PROVIDED INFORMATION.
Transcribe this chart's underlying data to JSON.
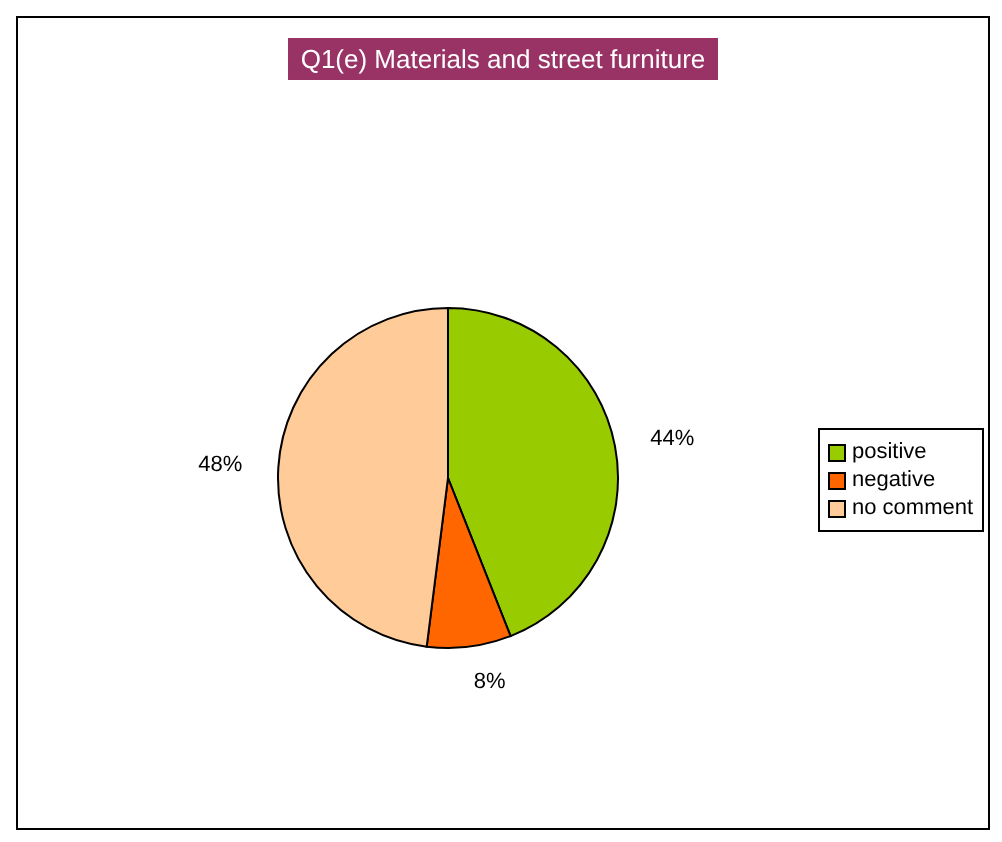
{
  "chart_data": {
    "type": "pie",
    "title": "Q1(e) Materials and street furniture",
    "categories": [
      "positive",
      "negative",
      "no comment"
    ],
    "values": [
      44,
      8,
      48
    ],
    "colors": [
      "#99cc00",
      "#ff6600",
      "#ffcc99"
    ],
    "value_labels": [
      "44%",
      "8%",
      "48%"
    ],
    "legend": "right"
  }
}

EXERCISE TASK. Reproduce the whole listing above word for word, but not its pictures.

TASK RESULT.
Transcribe this chart's underlying data to JSON.
{
  "chart_data": {
    "type": "pie",
    "title": "Q1(e) Materials and street furniture",
    "categories": [
      "positive",
      "negative",
      "no comment"
    ],
    "values": [
      44,
      8,
      48
    ],
    "colors": [
      "#99cc00",
      "#ff6600",
      "#ffcc99"
    ],
    "value_labels": [
      "44%",
      "8%",
      "48%"
    ],
    "legend": "right"
  }
}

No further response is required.